## MATERIAL FOR THIS EXERCISE
▼
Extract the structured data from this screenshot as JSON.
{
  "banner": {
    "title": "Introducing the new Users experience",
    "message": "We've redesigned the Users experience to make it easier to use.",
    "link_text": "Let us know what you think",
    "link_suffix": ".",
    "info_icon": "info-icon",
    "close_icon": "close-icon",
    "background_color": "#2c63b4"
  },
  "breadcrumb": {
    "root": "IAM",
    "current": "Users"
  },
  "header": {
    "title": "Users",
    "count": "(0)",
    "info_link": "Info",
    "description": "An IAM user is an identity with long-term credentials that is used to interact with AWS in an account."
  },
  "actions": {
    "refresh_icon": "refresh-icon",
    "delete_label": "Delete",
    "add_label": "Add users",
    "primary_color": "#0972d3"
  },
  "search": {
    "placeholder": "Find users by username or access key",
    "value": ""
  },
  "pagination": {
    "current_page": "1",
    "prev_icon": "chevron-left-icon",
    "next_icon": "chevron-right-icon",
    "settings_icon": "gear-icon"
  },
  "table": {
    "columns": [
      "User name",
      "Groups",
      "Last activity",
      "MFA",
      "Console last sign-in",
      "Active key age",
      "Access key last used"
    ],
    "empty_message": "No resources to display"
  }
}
▲
▼
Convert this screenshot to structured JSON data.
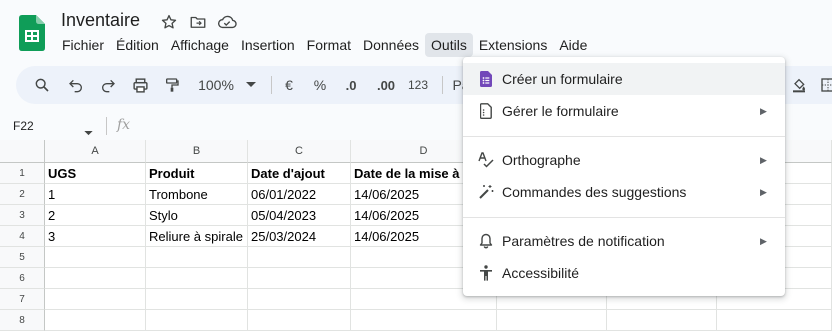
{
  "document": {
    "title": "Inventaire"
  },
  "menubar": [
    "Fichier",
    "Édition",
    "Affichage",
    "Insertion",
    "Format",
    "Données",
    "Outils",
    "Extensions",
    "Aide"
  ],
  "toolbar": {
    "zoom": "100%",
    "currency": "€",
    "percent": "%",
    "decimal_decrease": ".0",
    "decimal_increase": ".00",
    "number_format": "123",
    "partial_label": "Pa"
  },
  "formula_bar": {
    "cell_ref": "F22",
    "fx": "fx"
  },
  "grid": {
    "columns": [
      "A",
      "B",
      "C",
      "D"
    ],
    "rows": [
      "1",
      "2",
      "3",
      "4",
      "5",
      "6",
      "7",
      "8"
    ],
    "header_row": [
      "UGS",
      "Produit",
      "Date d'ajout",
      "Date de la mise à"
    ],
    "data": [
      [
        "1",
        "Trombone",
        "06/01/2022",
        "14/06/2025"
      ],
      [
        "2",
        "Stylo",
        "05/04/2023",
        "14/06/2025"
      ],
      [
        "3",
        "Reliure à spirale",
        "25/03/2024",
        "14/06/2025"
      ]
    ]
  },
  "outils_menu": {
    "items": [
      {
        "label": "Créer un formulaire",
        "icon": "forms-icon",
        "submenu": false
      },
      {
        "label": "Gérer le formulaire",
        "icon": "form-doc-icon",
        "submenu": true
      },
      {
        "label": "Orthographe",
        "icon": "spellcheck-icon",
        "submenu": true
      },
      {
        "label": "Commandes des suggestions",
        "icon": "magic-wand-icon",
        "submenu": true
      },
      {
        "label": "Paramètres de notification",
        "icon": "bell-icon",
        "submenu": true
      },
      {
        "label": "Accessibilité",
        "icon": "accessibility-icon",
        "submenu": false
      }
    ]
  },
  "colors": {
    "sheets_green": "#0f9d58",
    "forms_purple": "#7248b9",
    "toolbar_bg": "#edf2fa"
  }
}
▲
## INSTRUCTION
Scan the listing above. Gather each line that contains the word "title".

## TASK SOLUTION
    "title": "Introducing the new Users experience",
    "title": "Users",
    "title": "Inventaire"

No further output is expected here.